- **Required work**:
Restate the entries word for word, omitting nothing.

- **Input**:
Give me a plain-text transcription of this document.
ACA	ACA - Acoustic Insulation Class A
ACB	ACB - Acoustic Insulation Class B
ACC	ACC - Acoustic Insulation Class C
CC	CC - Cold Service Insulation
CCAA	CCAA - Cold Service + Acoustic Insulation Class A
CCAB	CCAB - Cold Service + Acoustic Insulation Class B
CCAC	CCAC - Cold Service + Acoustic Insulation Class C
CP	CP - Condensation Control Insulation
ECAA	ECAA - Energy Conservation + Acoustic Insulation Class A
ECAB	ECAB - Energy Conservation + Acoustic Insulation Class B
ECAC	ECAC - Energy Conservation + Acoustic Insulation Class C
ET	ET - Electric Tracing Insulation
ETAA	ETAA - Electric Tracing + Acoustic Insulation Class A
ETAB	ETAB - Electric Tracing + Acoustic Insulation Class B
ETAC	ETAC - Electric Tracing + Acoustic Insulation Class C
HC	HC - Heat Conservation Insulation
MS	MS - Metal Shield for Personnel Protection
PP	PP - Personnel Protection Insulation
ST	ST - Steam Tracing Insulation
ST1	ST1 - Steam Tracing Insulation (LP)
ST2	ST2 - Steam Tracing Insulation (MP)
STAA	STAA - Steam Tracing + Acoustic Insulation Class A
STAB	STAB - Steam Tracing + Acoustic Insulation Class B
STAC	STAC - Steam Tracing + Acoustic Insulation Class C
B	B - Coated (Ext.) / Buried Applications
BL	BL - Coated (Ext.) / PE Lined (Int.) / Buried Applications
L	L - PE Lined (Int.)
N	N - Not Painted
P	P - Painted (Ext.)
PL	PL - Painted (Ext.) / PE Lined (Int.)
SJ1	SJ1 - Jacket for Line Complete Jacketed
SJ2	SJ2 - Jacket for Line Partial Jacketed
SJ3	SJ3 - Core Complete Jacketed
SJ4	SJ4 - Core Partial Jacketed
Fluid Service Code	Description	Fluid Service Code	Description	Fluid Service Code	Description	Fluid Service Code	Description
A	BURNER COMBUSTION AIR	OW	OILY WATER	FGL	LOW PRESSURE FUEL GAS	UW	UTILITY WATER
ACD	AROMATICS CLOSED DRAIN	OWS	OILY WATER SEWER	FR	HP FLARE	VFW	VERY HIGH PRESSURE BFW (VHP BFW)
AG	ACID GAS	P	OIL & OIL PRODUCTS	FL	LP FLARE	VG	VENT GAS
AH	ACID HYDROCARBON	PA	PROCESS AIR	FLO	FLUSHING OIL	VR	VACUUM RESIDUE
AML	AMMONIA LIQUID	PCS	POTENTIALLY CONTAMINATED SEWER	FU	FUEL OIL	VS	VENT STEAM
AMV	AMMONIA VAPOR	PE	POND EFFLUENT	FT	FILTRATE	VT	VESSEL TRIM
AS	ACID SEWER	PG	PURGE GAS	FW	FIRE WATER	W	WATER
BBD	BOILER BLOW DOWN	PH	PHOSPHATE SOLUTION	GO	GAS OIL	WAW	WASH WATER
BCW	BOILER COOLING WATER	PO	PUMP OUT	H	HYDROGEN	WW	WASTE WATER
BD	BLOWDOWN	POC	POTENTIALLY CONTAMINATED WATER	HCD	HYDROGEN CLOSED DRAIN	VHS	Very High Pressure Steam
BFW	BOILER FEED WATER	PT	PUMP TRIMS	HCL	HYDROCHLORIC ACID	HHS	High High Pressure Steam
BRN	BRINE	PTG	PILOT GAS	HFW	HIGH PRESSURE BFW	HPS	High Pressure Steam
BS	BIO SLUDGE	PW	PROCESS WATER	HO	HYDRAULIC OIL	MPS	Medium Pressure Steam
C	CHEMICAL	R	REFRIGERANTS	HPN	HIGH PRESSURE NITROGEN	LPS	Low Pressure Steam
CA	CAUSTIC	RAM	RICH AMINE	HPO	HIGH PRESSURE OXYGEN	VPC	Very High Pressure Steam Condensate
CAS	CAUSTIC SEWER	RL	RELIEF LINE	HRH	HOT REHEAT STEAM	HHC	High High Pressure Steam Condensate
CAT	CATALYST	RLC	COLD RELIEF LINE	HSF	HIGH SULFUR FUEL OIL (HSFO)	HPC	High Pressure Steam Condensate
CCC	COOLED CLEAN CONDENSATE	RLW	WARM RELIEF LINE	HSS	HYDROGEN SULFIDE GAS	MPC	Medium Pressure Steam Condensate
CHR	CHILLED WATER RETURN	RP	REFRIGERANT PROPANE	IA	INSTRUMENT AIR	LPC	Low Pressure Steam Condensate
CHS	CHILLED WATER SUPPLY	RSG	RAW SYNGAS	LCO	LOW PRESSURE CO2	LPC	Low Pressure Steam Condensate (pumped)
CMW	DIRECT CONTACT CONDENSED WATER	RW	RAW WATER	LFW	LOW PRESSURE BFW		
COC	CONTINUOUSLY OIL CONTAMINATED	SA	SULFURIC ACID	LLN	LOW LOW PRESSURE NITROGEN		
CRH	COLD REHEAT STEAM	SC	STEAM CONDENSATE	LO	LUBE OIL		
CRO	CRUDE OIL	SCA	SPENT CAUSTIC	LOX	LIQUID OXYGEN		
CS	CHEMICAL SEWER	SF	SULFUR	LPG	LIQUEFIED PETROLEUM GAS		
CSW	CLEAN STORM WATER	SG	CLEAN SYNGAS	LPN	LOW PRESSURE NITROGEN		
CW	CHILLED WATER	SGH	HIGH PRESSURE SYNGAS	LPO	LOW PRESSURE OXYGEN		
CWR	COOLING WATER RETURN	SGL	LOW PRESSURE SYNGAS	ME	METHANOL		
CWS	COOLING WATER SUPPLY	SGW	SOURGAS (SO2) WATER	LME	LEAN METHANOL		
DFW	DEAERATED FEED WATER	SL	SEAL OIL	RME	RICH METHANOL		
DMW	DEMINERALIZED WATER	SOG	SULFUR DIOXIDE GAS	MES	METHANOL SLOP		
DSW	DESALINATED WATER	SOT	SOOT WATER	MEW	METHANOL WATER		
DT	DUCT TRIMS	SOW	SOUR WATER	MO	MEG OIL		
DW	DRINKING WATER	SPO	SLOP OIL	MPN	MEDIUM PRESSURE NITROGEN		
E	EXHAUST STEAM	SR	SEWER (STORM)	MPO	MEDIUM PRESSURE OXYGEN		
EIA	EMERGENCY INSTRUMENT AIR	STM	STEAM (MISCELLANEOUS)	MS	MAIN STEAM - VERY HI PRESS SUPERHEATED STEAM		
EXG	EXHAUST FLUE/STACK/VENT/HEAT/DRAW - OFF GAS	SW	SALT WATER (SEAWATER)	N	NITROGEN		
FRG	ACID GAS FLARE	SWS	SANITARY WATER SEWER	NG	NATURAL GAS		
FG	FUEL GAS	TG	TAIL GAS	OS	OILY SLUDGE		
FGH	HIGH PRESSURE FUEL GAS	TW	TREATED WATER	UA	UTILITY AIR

- **Complete output**:
Give me a plain-text transcription of this document.
ACA	ACA - Acoustic Insulation Class A
ACB	ACB - Acoustic Insulation Class B
ACC	ACC - Acoustic Insulation Class C
CC	CC - Cold Service Insulation
CCAA	CCAA - Cold Service + Acoustic Insulation Class A
CCAB	CCAB - Cold Service + Acoustic Insulation Class B
CCAC	CCAC - Cold Service + Acoustic Insulation Class C
CP	CP - Condensation Control Insulation
ECAA	ECAA - Energy Conservation + Acoustic Insulation Class A
ECAB	ECAB - Energy Conservation + Acoustic Insulation Class B
ECAC	ECAC - Energy Conservation + Acoustic Insulation Class C
ET	ET - Electric Tracing Insulation
ETAA	ETAA - Electric Tracing + Acoustic Insulation Class A
ETAB	ETAB - Electric Tracing + Acoustic Insulation Class B
ETAC	ETAC - Electric Tracing + Acoustic Insulation Class C
HC	HC - Heat Conservation Insulation
MS	MS - Metal Shield for Personnel Protection
PP	PP - Personnel Protection Insulation
ST	ST - Steam Tracing Insulation
ST1	ST1 - Steam Tracing Insulation (LP)
ST2	ST2 - Steam Tracing Insulation (MP)
STAA	STAA - Steam Tracing + Acoustic Insulation Class A
STAB	STAB - Steam Tracing + Acoustic Insulation Class B
STAC	STAC - Steam Tracing + Acoustic Insulation Class C
B	B - Coated (Ext.) / Buried Applications
BL	BL - Coated (Ext.) / PE Lined (Int.) / Buried Applications
L	L - PE Lined (Int.)
N	N - Not Painted
P	P - Painted (Ext.)
PL	PL - Painted (Ext.) / PE Lined (Int.)
SJ1	SJ1 - Jacket for Line Complete Jacketed
SJ2	SJ2 - Jacket for Line Partial Jacketed
SJ3	SJ3 - Core Complete Jacketed
SJ4	SJ4 - Core Partial Jacketed
Fluid Service Code	Description	Fluid Service Code	Description	Fluid Service Code	Description	Fluid Service Code	Description
A	BURNER COMBUSTION AIR	OW	OILY WATER	FGL	LOW PRESSURE FUEL GAS	UW	UTILITY WATER
ACD	AROMATICS CLOSED DRAIN	OWS	OILY WATER SEWER	FR	HP FLARE	VFW	VERY HIGH PRESSURE BFW (VHP BFW)
AG	ACID GAS	P	OIL & OIL PRODUCTS	FL	LP FLARE	VG	VENT GAS
AH	ACID HYDROCARBON	PA	PROCESS AIR	FLO	FLUSHING OIL	VR	VACUUM RESIDUE
AML	AMMONIA LIQUID	PCS	POTENTIALLY CONTAMINATED SEWER	FU	FUEL OIL	VS	VENT STEAM
AMV	AMMONIA VAPOR	PE	POND EFFLUENT	FT	FILTRATE	VT	VESSEL TRIM
AS	ACID SEWER	PG	PURGE GAS	FW	FIRE WATER	W	WATER
BBD	BOILER BLOW DOWN	PH	PHOSPHATE SOLUTION	GO	GAS OIL	WAW	WASH WATER
BCW	BOILER COOLING WATER	PO	PUMP OUT	H	HYDROGEN	WW	WASTE WATER
BD	BLOWDOWN	POC	POTENTIALLY CONTAMINATED WATER	HCD	HYDROGEN CLOSED DRAIN	VHS	Very High Pressure Steam
BFW	BOILER FEED WATER	PT	PUMP TRIMS	HCL	HYDROCHLORIC ACID	HHS	High High Pressure Steam
BRN	BRINE	PTG	PILOT GAS	HFW	HIGH PRESSURE BFW	HPS	High Pressure Steam
BS	BIO SLUDGE	PW	PROCESS WATER	HO	HYDRAULIC OIL	MPS	Medium Pressure Steam
C	CHEMICAL	R	REFRIGERANTS	HPN	HIGH PRESSURE NITROGEN	LPS	Low Pressure Steam
CA	CAUSTIC	RAM	RICH AMINE	HPO	HIGH PRESSURE OXYGEN	VPC	Very High Pressure Steam Condensate
CAS	CAUSTIC SEWER	RL	RELIEF LINE	HRH	HOT REHEAT STEAM	HHC	High High Pressure Steam Condensate
CAT	CATALYST	RLC	COLD RELIEF LINE	HSF	HIGH SULFUR FUEL OIL (HSFO)	HPC	High Pressure Steam Condensate
CCC	COOLED CLEAN CONDENSATE	RLW	WARM RELIEF LINE	HSS	HYDROGEN SULFIDE GAS	MPC	Medium Pressure Steam Condensate
CHR	CHILLED WATER RETURN	RP	REFRIGERANT PROPANE	IA	INSTRUMENT AIR	LPC	Low Pressure Steam Condensate
CHS	CHILLED WATER SUPPLY	RSG	RAW SYNGAS	LCO	LOW PRESSURE CO2	LPC	Low Pressure Steam Condensate (pumped)
CMW	DIRECT CONTACT CONDENSED WATER	RW	RAW WATER	LFW	LOW PRESSURE BFW		
COC	CONTINUOUSLY OIL CONTAMINATED	SA	SULFURIC ACID	LLN	LOW LOW PRESSURE NITROGEN		
CRH	COLD REHEAT STEAM	SC	STEAM CONDENSATE	LO	LUBE OIL		
CRO	CRUDE OIL	SCA	SPENT CAUSTIC	LOX	LIQUID OXYGEN		
CS	CHEMICAL SEWER	SF	SULFUR	LPG	LIQUEFIED PETROLEUM GAS		
CSW	CLEAN STORM WATER	SG	CLEAN SYNGAS	LPN	LOW PRESSURE NITROGEN		
CW	CHILLED WATER	SGH	HIGH PRESSURE SYNGAS	LPO	LOW PRESSURE OXYGEN		
CWR	COOLING WATER RETURN	SGL	LOW PRESSURE SYNGAS	ME	METHANOL		
CWS	COOLING WATER SUPPLY	SGW	SOURGAS (SO2) WATER	LME	LEAN METHANOL		
DFW	DEAERATED FEED WATER	SL	SEAL OIL	RME	RICH METHANOL		
DMW	DEMINERALIZED WATER	SOG	SULFUR DIOXIDE GAS	MES	METHANOL SLOP		
DSW	DESALINATED WATER	SOT	SOOT WATER	MEW	METHANOL WATER		
DT	DUCT TRIMS	SOW	SOUR WATER	MO	MEG OIL		
DW	DRINKING WATER	SPO	SLOP OIL	MPN	MEDIUM PRESSURE NITROGEN		
E	EXHAUST STEAM	SR	SEWER (STORM)	MPO	MEDIUM PRESSURE OXYGEN		
EIA	EMERGENCY INSTRUMENT AIR	STM	STEAM (MISCELLANEOUS)	MS	MAIN STEAM - VERY HI PRESS SUPERHEATED STEAM		
EXG	EXHAUST FLUE/STACK/VENT/HEAT/DRAW - OFF GAS	SW	SALT WATER (SEAWATER)	N	NITROGEN		
FRG	ACID GAS FLARE	SWS	SANITARY WATER SEWER	NG	NATURAL GAS		
FG	FUEL GAS	TG	TAIL GAS	OS	OILY SLUDGE		
FGH	HIGH PRESSURE FUEL GAS	TW	TREATED WATER	UA	UTILITY AIR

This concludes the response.